[Provided data]
>> START
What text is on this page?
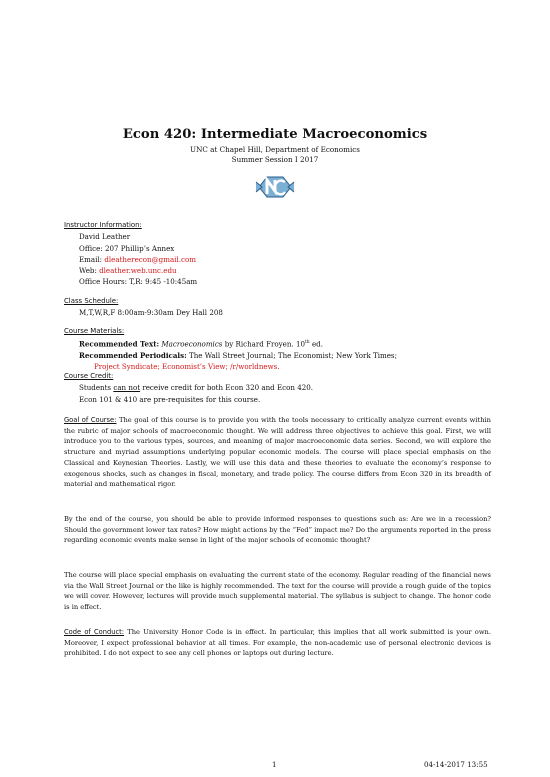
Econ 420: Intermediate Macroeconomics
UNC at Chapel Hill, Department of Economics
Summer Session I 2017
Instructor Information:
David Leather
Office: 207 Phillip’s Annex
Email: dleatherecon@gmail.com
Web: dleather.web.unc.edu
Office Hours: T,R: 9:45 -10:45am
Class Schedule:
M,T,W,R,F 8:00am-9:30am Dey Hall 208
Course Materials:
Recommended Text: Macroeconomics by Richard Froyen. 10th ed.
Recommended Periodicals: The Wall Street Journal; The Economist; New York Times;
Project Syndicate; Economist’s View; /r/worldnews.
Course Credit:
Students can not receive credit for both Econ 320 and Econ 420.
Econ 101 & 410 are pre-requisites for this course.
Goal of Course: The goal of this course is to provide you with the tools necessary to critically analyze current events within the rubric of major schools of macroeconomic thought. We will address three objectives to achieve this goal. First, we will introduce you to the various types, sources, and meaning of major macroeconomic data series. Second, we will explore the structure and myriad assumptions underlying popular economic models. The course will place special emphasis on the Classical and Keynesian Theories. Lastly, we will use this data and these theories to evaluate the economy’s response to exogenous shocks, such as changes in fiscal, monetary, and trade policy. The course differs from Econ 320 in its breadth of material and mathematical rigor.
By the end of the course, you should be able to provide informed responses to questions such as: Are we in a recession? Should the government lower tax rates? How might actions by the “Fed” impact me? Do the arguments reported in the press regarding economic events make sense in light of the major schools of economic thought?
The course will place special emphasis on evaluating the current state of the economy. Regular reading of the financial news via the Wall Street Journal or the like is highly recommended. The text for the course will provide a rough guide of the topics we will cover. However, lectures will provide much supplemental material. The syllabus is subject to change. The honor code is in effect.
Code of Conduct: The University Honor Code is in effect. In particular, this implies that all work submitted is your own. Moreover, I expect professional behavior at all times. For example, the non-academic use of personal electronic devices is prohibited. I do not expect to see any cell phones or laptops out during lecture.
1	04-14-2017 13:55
>> END
[Requirement] With the pictures omitted, reproduce the records in full and exactly.

[Solution to the problem]
What text is on this page?
Econ 420: Intermediate Macroeconomics
UNC at Chapel Hill, Department of Economics
Summer Session I 2017
Instructor Information:
David Leather
Office: 207 Phillip’s Annex
Email: dleatherecon@gmail.com
Web: dleather.web.unc.edu
Office Hours: T,R: 9:45 -10:45am
Class Schedule:
M,T,W,R,F 8:00am-9:30am Dey Hall 208
Course Materials:
Recommended Text: Macroeconomics by Richard Froyen. 10th ed.
Recommended Periodicals: The Wall Street Journal; The Economist; New York Times;
Project Syndicate; Economist’s View; /r/worldnews.
Course Credit:
Students can not receive credit for both Econ 320 and Econ 420.
Econ 101 & 410 are pre-requisites for this course.
Goal of Course: The goal of this course is to provide you with the tools necessary to critically analyze current events within the rubric of major schools of macroeconomic thought. We will address three objectives to achieve this goal. First, we will introduce you to the various types, sources, and meaning of major macroeconomic data series. Second, we will explore the structure and myriad assumptions underlying popular economic models. The course will place special emphasis on the Classical and Keynesian Theories. Lastly, we will use this data and these theories to evaluate the economy’s response to exogenous shocks, such as changes in fiscal, monetary, and trade policy. The course differs from Econ 320 in its breadth of material and mathematical rigor.
By the end of the course, you should be able to provide informed responses to questions such as: Are we in a recession? Should the government lower tax rates? How might actions by the “Fed” impact me? Do the arguments reported in the press regarding economic events make sense in light of the major schools of economic thought?
The course will place special emphasis on evaluating the current state of the economy. Regular reading of the financial news via the Wall Street Journal or the like is highly recommended. The text for the course will provide a rough guide of the topics we will cover. However, lectures will provide much supplemental material. The syllabus is subject to change. The honor code is in effect.
Code of Conduct: The University Honor Code is in effect. In particular, this implies that all work submitted is your own. Moreover, I expect professional behavior at all times. For example, the non-academic use of personal electronic devices is prohibited. I do not expect to see any cell phones or laptops out during lecture.
1	04-14-2017 13:55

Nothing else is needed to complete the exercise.